§ **Description of the task**: Extract each line of the data and write it out again exactly.

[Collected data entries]

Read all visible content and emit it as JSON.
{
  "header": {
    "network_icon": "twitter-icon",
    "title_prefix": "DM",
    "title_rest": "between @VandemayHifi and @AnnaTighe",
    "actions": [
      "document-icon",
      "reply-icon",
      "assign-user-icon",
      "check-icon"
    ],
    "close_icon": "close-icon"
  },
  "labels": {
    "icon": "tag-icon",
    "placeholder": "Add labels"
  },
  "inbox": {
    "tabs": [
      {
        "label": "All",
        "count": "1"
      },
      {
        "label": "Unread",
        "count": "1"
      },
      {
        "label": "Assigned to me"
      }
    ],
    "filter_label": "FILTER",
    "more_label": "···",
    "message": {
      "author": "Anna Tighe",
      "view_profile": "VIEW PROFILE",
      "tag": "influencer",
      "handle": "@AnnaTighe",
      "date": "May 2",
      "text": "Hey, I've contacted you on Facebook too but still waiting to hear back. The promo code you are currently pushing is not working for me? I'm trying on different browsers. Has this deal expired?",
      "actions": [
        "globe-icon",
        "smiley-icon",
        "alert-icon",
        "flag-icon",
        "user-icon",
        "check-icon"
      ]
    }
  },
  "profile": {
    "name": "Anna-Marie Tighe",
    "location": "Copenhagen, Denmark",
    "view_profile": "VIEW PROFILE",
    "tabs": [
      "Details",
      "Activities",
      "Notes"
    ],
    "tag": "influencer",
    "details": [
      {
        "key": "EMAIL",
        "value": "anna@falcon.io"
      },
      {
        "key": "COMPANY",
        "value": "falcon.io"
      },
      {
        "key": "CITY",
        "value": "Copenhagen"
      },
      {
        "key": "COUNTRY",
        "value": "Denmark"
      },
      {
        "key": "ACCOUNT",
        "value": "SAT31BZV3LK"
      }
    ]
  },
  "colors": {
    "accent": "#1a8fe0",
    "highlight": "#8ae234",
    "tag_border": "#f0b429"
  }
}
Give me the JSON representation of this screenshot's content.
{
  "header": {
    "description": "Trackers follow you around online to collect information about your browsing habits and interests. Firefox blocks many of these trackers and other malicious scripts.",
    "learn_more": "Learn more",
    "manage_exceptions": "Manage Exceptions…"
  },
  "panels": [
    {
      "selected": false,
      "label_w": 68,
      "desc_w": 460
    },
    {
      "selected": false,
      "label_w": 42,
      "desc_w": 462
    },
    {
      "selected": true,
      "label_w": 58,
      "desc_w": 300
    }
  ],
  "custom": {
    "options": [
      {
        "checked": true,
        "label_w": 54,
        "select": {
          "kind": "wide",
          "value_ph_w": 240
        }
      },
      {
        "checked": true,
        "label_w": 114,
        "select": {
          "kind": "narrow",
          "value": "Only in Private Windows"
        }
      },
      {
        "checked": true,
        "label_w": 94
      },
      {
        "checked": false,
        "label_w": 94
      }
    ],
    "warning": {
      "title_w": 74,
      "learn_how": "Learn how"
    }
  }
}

§ **Response**:
Read all visible content and emit it as JSON.
{
  "header": {
    "network_icon": "twitter-icon",
    "title_prefix": "DM",
    "title_rest": "between @VandemayHifi and @AnnaTighe",
    "actions": [
      "document-icon",
      "reply-icon",
      "assign-user-icon",
      "check-icon"
    ],
    "close_icon": "close-icon"
  },
  "labels": {
    "icon": "tag-icon",
    "placeholder": "Add labels"
  },
  "inbox": {
    "tabs": [
      {
        "label": "All",
        "count": "1"
      },
      {
        "label": "Unread",
        "count": "1"
      },
      {
        "label": "Assigned to me"
      }
    ],
    "filter_label": "FILTER",
    "more_label": "···",
    "message": {
      "author": "Anna Tighe",
      "view_profile": "VIEW PROFILE",
      "tag": "influencer",
      "handle": "@AnnaTighe",
      "date": "May 2",
      "text": "Hey, I've contacted you on Facebook too but still waiting to hear back. The promo code you are currently pushing is not working for me? I'm trying on different browsers. Has this deal expired?",
      "actions": [
        "globe-icon",
        "smiley-icon",
        "alert-icon",
        "flag-icon",
        "user-icon",
        "check-icon"
      ]
    }
  },
  "profile": {
    "name": "Anna-Marie Tighe",
    "location": "Copenhagen, Denmark",
    "view_profile": "VIEW PROFILE",
    "tabs": [
      "Details",
      "Activities",
      "Notes"
    ],
    "tag": "influencer",
    "details": [
      {
        "key": "EMAIL",
        "value": "anna@falcon.io"
      },
      {
        "key": "COMPANY",
        "value": "falcon.io"
      },
      {
        "key": "CITY",
        "value": "Copenhagen"
      },
      {
        "key": "COUNTRY",
        "value": "Denmark"
      },
      {
        "key": "ACCOUNT",
        "value": "SAT31BZV3LK"
      }
    ]
  },
  "colors": {
    "accent": "#1a8fe0",
    "highlight": "#8ae234",
    "tag_border": "#f0b429"
  }
}
Give me the JSON representation of this screenshot's content.
{
  "header": {
    "description": "Trackers follow you around online to collect information about your browsing habits and interests. Firefox blocks many of these trackers and other malicious scripts.",
    "learn_more": "Learn more",
    "manage_exceptions": "Manage Exceptions…"
  },
  "panels": [
    {
      "selected": false,
      "label_w": 68,
      "desc_w": 460
    },
    {
      "selected": false,
      "label_w": 42,
      "desc_w": 462
    },
    {
      "selected": true,
      "label_w": 58,
      "desc_w": 300
    }
  ],
  "custom": {
    "options": [
      {
        "checked": true,
        "label_w": 54,
        "select": {
          "kind": "wide",
          "value_ph_w": 240
        }
      },
      {
        "checked": true,
        "label_w": 114,
        "select": {
          "kind": "narrow",
          "value": "Only in Private Windows"
        }
      },
      {
        "checked": true,
        "label_w": 94
      },
      {
        "checked": false,
        "label_w": 94
      }
    ],
    "warning": {
      "title_w": 74,
      "learn_how": "Learn how"
    }
  }
}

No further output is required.